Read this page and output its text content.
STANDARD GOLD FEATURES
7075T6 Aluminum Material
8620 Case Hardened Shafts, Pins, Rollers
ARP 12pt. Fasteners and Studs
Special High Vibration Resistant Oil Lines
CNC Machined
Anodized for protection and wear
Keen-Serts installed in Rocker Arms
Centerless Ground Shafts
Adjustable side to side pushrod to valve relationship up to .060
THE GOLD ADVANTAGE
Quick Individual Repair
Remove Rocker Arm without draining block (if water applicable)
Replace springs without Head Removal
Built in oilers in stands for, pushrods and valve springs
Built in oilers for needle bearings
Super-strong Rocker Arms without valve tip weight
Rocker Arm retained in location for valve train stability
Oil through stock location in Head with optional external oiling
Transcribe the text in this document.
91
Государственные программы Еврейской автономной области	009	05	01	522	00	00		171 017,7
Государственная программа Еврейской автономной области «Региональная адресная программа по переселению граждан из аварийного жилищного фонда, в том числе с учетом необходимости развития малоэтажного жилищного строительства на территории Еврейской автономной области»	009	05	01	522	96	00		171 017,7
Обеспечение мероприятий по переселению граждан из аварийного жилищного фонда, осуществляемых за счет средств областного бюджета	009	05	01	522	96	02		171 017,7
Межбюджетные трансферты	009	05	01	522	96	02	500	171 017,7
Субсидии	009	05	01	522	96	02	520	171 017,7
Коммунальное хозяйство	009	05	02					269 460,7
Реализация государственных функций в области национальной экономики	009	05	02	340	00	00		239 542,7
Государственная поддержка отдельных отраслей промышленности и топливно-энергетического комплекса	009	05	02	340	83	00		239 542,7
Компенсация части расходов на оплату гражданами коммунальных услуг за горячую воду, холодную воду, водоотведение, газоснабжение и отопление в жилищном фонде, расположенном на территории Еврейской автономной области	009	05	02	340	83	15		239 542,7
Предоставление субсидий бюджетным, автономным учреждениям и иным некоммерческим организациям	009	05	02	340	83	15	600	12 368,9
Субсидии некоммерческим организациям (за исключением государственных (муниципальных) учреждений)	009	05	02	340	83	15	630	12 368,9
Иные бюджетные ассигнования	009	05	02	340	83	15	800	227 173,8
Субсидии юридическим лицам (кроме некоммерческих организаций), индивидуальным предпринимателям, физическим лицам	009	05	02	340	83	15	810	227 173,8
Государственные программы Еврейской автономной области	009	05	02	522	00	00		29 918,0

Your goal: Give back the lines above exactly, from the one with "Transcribe the text in this document." through the last line.

Solution:
Transcribe the text in this document.
91
Государственные программы Еврейской автономной области	009	05	01	522	00	00		171 017,7
Государственная программа Еврейской автономной области «Региональная адресная программа по переселению граждан из аварийного жилищного фонда, в том числе с учетом необходимости развития малоэтажного жилищного строительства на территории Еврейской автономной области»	009	05	01	522	96	00		171 017,7
Обеспечение мероприятий по переселению граждан из аварийного жилищного фонда, осуществляемых за счет средств областного бюджета	009	05	01	522	96	02		171 017,7
Межбюджетные трансферты	009	05	01	522	96	02	500	171 017,7
Субсидии	009	05	01	522	96	02	520	171 017,7
Коммунальное хозяйство	009	05	02					269 460,7
Реализация государственных функций в области национальной экономики	009	05	02	340	00	00		239 542,7
Государственная поддержка отдельных отраслей промышленности и топливно-энергетического комплекса	009	05	02	340	83	00		239 542,7
Компенсация части расходов на оплату гражданами коммунальных услуг за горячую воду, холодную воду, водоотведение, газоснабжение и отопление в жилищном фонде, расположенном на территории Еврейской автономной области	009	05	02	340	83	15		239 542,7
Предоставление субсидий бюджетным, автономным учреждениям и иным некоммерческим организациям	009	05	02	340	83	15	600	12 368,9
Субсидии некоммерческим организациям (за исключением государственных (муниципальных) учреждений)	009	05	02	340	83	15	630	12 368,9
Иные бюджетные ассигнования	009	05	02	340	83	15	800	227 173,8
Субсидии юридическим лицам (кроме некоммерческих организаций), индивидуальным предпринимателям, физическим лицам	009	05	02	340	83	15	810	227 173,8
Государственные программы Еврейской автономной области	009	05	02	522	00	00		29 918,0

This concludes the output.